◆ AIM
Locate the string "true" throughout the material and copy every line in which it occurs.

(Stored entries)
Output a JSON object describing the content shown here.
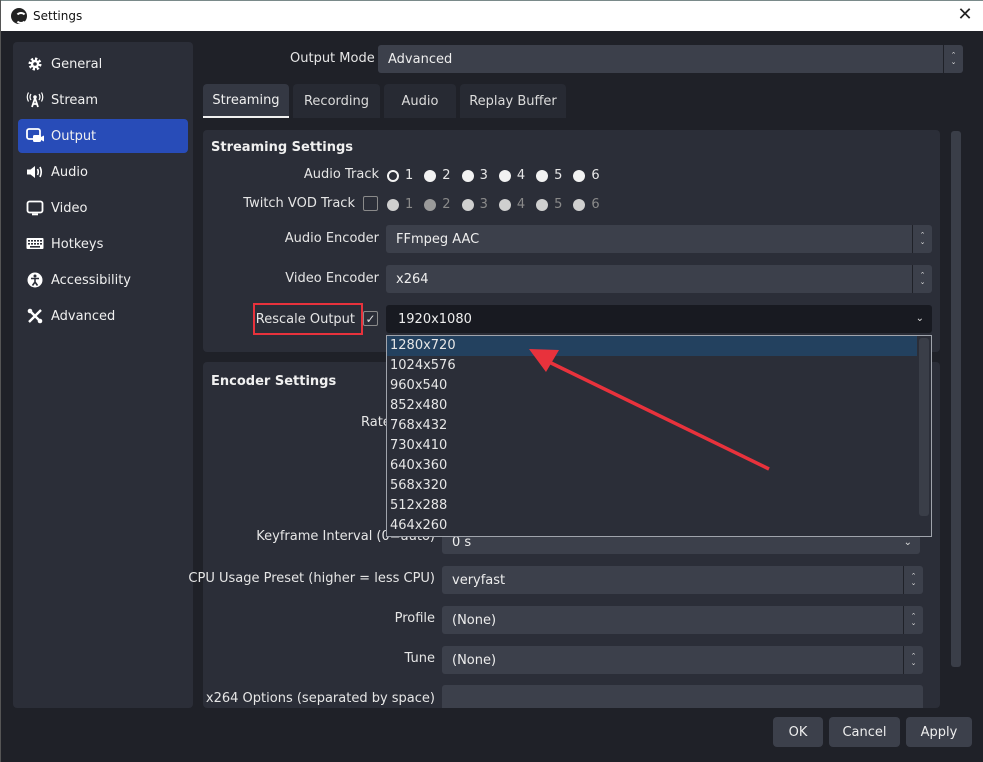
{
  "window": {
    "title": "Settings",
    "close_icon": "close-icon"
  },
  "sidebar": {
    "items": [
      {
        "label": "General",
        "icon": "gear-icon",
        "glyph": "⚙"
      },
      {
        "label": "Stream",
        "icon": "antenna-icon",
        "glyph": "📡"
      },
      {
        "label": "Output",
        "icon": "output-icon",
        "glyph": "▣",
        "active": true
      },
      {
        "label": "Audio",
        "icon": "speaker-icon",
        "glyph": "🔊"
      },
      {
        "label": "Video",
        "icon": "monitor-icon",
        "glyph": "▭"
      },
      {
        "label": "Hotkeys",
        "icon": "keyboard-icon",
        "glyph": "⌨"
      },
      {
        "label": "Accessibility",
        "icon": "accessibility-icon",
        "glyph": "♿"
      },
      {
        "label": "Advanced",
        "icon": "tools-icon",
        "glyph": "✂"
      }
    ]
  },
  "output_mode": {
    "label": "Output Mode",
    "value": "Advanced"
  },
  "tabs": [
    {
      "label": "Streaming",
      "active": true
    },
    {
      "label": "Recording"
    },
    {
      "label": "Audio"
    },
    {
      "label": "Replay Buffer"
    }
  ],
  "streaming_settings": {
    "title": "Streaming Settings",
    "audio_track": {
      "label": "Audio Track",
      "options": [
        "1",
        "2",
        "3",
        "4",
        "5",
        "6"
      ],
      "selected": "1"
    },
    "twitch_vod_track": {
      "label": "Twitch VOD Track",
      "checked": false,
      "options": [
        "1",
        "2",
        "3",
        "4",
        "5",
        "6"
      ],
      "selected": "2"
    },
    "audio_encoder": {
      "label": "Audio Encoder",
      "value": "FFmpeg AAC"
    },
    "video_encoder": {
      "label": "Video Encoder",
      "value": "x264"
    },
    "rescale_output": {
      "label": "Rescale Output",
      "checked": true,
      "value": "1920x1080"
    }
  },
  "rescale_dropdown": {
    "options": [
      "1280x720",
      "1024x576",
      "960x540",
      "852x480",
      "768x432",
      "730x410",
      "640x360",
      "568x320",
      "512x288",
      "464x260"
    ],
    "highlighted": "1280x720"
  },
  "encoder_settings": {
    "title": "Encoder Settings",
    "rate_control_label": "Rate",
    "keyframe_interval": {
      "label": "Keyframe Interval (0=auto)",
      "value": "0 s"
    },
    "cpu_usage_preset": {
      "label": "CPU Usage Preset (higher = less CPU)",
      "value": "veryfast"
    },
    "profile": {
      "label": "Profile",
      "value": "(None)"
    },
    "tune": {
      "label": "Tune",
      "value": "(None)"
    },
    "x264_options": {
      "label": "x264 Options (separated by space)",
      "value": ""
    }
  },
  "buttons": {
    "ok": "OK",
    "cancel": "Cancel",
    "apply": "Apply"
  },
  "annotation": {
    "color": "#e8323c"
  }
}
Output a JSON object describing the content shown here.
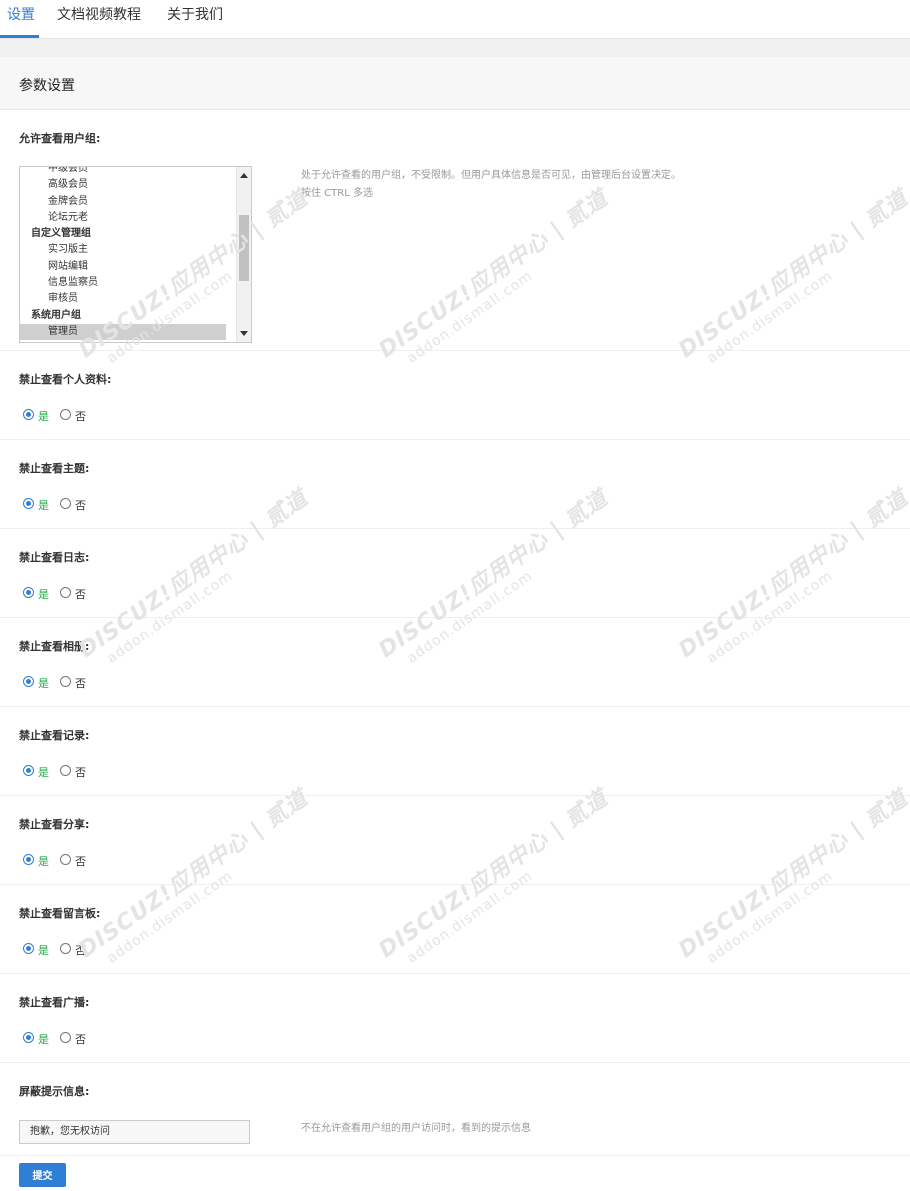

◆ EXERCISE RESULT
        "active": true
      "active": true
      "checked": true,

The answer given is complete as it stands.